**Problem description:** An exact copy of all the data is required, with pictures left out.
--------------------
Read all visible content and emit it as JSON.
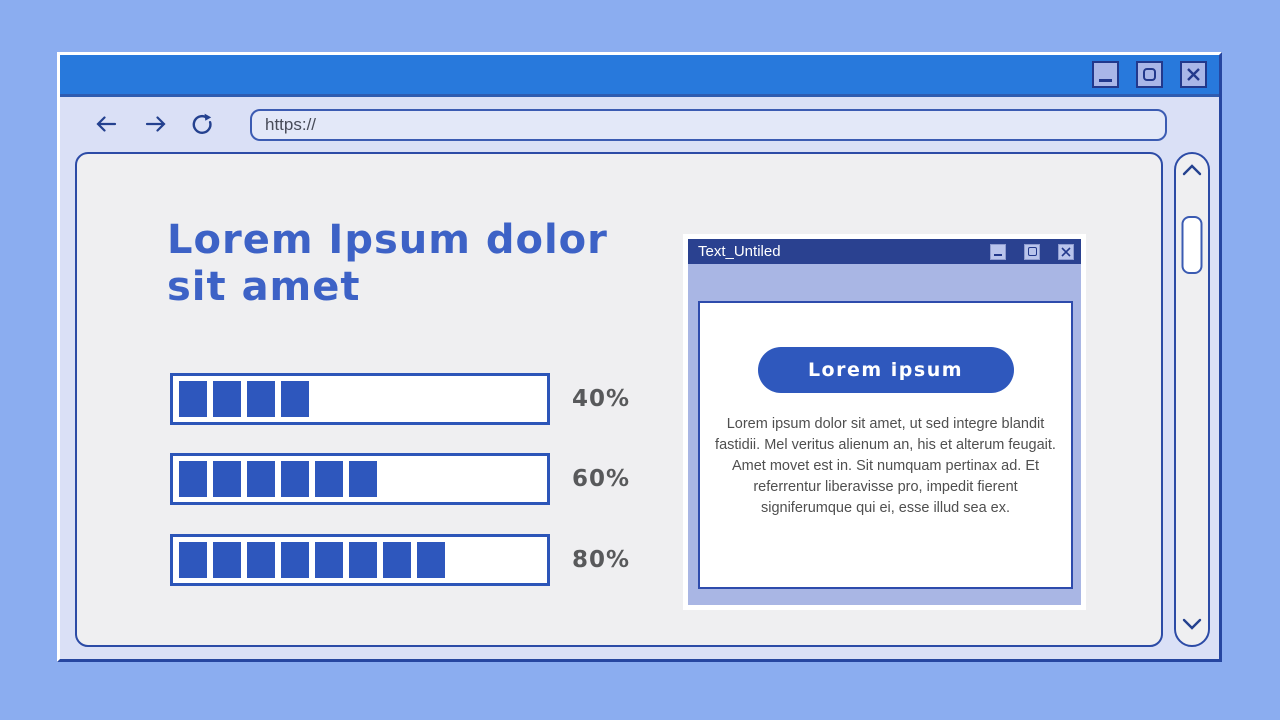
{
  "browser_window": {
    "titlebar_controls": {
      "minimize": "minimize",
      "maximize": "maximize",
      "close": "close"
    },
    "navbar": {
      "back_icon": "back-arrow",
      "forward_icon": "forward-arrow",
      "refresh_icon": "refresh",
      "url": "https://"
    }
  },
  "main": {
    "heading": {
      "line1": "Lorem Ipsum dolor",
      "line2": "sit amet"
    },
    "progress_bars": [
      {
        "label": "40%",
        "percent": 40,
        "blocks": 4
      },
      {
        "label": "60%",
        "percent": 60,
        "blocks": 6
      },
      {
        "label": "80%",
        "percent": 80,
        "blocks": 8
      }
    ]
  },
  "dialog": {
    "title": "Text_Untiled",
    "controls": {
      "minimize": "minimize",
      "maximize": "maximize",
      "close": "close"
    },
    "button_label": "Lorem ipsum",
    "body_text": "Lorem ipsum dolor sit amet, ut sed integre blandit fastidii. Mel veritus alienum an, his et alterum feugait. Amet movet est in. Sit numquam pertinax ad. Et referrentur liberavisse pro, impedit fierent signiferumque qui ei, esse illud sea ex."
  },
  "scrollbar": {
    "up_icon": "chevron-up",
    "down_icon": "chevron-down"
  },
  "colors": {
    "page_background": "#8badf0",
    "titlebar_blue": "#2879dc",
    "accent_blue": "#2f58bd",
    "dialog_titlebar_navy": "#2a4190",
    "dialog_body_periwinkle": "#a9b6e4",
    "heading_blue": "#3d62c6",
    "label_gray": "#58595b",
    "body_text_gray": "#4f4f4f",
    "window_lavender": "#dae0f6",
    "navy_border": "#2c4ba6"
  }
}
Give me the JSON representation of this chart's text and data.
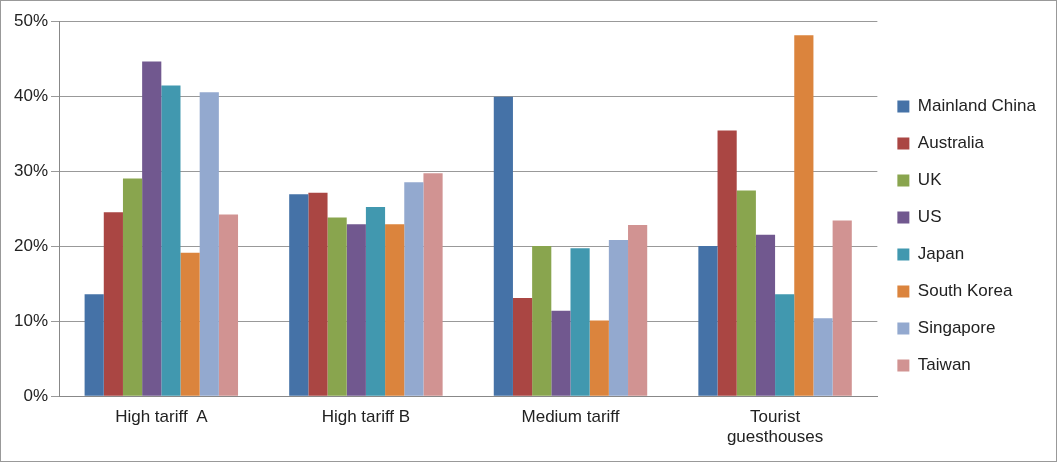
{
  "chart_data": {
    "type": "bar",
    "categories": [
      "High tariff  A",
      "High tariff B",
      "Medium tariff",
      "Tourist guesthouses"
    ],
    "series": [
      {
        "name": "Mainland China",
        "color": "#4572a7",
        "values": [
          13.6,
          26.9,
          39.9,
          20.0
        ]
      },
      {
        "name": "Australia",
        "color": "#aa4643",
        "values": [
          24.5,
          27.1,
          13.1,
          35.4
        ]
      },
      {
        "name": "UK",
        "color": "#89a54e",
        "values": [
          29.0,
          23.8,
          20.0,
          27.4
        ]
      },
      {
        "name": "US",
        "color": "#71588f",
        "values": [
          44.6,
          22.9,
          11.4,
          21.5
        ]
      },
      {
        "name": "Japan",
        "color": "#4198af",
        "values": [
          41.4,
          25.2,
          19.7,
          13.6
        ]
      },
      {
        "name": "South Korea",
        "color": "#db843d",
        "values": [
          19.1,
          22.9,
          10.1,
          48.1
        ]
      },
      {
        "name": "Singapore",
        "color": "#93a9cf",
        "values": [
          40.5,
          28.5,
          20.8,
          10.4
        ]
      },
      {
        "name": "Taiwan",
        "color": "#d19392",
        "values": [
          24.2,
          29.7,
          22.8,
          23.4
        ]
      }
    ],
    "ylim": [
      0,
      50
    ],
    "yticks": [
      {
        "value": 0,
        "label": "0%"
      },
      {
        "value": 10,
        "label": "10%"
      },
      {
        "value": 20,
        "label": "20%"
      },
      {
        "value": 30,
        "label": "30%"
      },
      {
        "value": 40,
        "label": "40%"
      },
      {
        "value": 50,
        "label": "50%"
      }
    ],
    "grid": "y",
    "legend": "right"
  }
}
--------------------
**Output:**
Read all visible content and emit it as JSON.
{
  "browser_window": {
    "titlebar_controls": {
      "minimize": "minimize",
      "maximize": "maximize",
      "close": "close"
    },
    "navbar": {
      "back_icon": "back-arrow",
      "forward_icon": "forward-arrow",
      "refresh_icon": "refresh",
      "url": "https://"
    }
  },
  "main": {
    "heading": {
      "line1": "Lorem Ipsum dolor",
      "line2": "sit amet"
    },
    "progress_bars": [
      {
        "label": "40%",
        "percent": 40,
        "blocks": 4
      },
      {
        "label": "60%",
        "percent": 60,
        "blocks": 6
      },
      {
        "label": "80%",
        "percent": 80,
        "blocks": 8
      }
    ]
  },
  "dialog": {
    "title": "Text_Untiled",
    "controls": {
      "minimize": "minimize",
      "maximize": "maximize",
      "close": "close"
    },
    "button_label": "Lorem ipsum",
    "body_text": "Lorem ipsum dolor sit amet, ut sed integre blandit fastidii. Mel veritus alienum an, his et alterum feugait. Amet movet est in. Sit numquam pertinax ad. Et referrentur liberavisse pro, impedit fierent signiferumque qui ei, esse illud sea ex."
  },
  "scrollbar": {
    "up_icon": "chevron-up",
    "down_icon": "chevron-down"
  },
  "colors": {
    "page_background": "#8badf0",
    "titlebar_blue": "#2879dc",
    "accent_blue": "#2f58bd",
    "dialog_titlebar_navy": "#2a4190",
    "dialog_body_periwinkle": "#a9b6e4",
    "heading_blue": "#3d62c6",
    "label_gray": "#58595b",
    "body_text_gray": "#4f4f4f",
    "window_lavender": "#dae0f6",
    "navy_border": "#2c4ba6"
  }
}
Give me the JSON representation of this chart's text and data.
{
  "chart_data": {
    "type": "bar",
    "categories": [
      "High tariff  A",
      "High tariff B",
      "Medium tariff",
      "Tourist guesthouses"
    ],
    "series": [
      {
        "name": "Mainland China",
        "color": "#4572a7",
        "values": [
          13.6,
          26.9,
          39.9,
          20.0
        ]
      },
      {
        "name": "Australia",
        "color": "#aa4643",
        "values": [
          24.5,
          27.1,
          13.1,
          35.4
        ]
      },
      {
        "name": "UK",
        "color": "#89a54e",
        "values": [
          29.0,
          23.8,
          20.0,
          27.4
        ]
      },
      {
        "name": "US",
        "color": "#71588f",
        "values": [
          44.6,
          22.9,
          11.4,
          21.5
        ]
      },
      {
        "name": "Japan",
        "color": "#4198af",
        "values": [
          41.4,
          25.2,
          19.7,
          13.6
        ]
      },
      {
        "name": "South Korea",
        "color": "#db843d",
        "values": [
          19.1,
          22.9,
          10.1,
          48.1
        ]
      },
      {
        "name": "Singapore",
        "color": "#93a9cf",
        "values": [
          40.5,
          28.5,
          20.8,
          10.4
        ]
      },
      {
        "name": "Taiwan",
        "color": "#d19392",
        "values": [
          24.2,
          29.7,
          22.8,
          23.4
        ]
      }
    ],
    "ylim": [
      0,
      50
    ],
    "yticks": [
      {
        "value": 0,
        "label": "0%"
      },
      {
        "value": 10,
        "label": "10%"
      },
      {
        "value": 20,
        "label": "20%"
      },
      {
        "value": 30,
        "label": "30%"
      },
      {
        "value": 40,
        "label": "40%"
      },
      {
        "value": 50,
        "label": "50%"
      }
    ],
    "grid": "y",
    "legend": "right"
  }
}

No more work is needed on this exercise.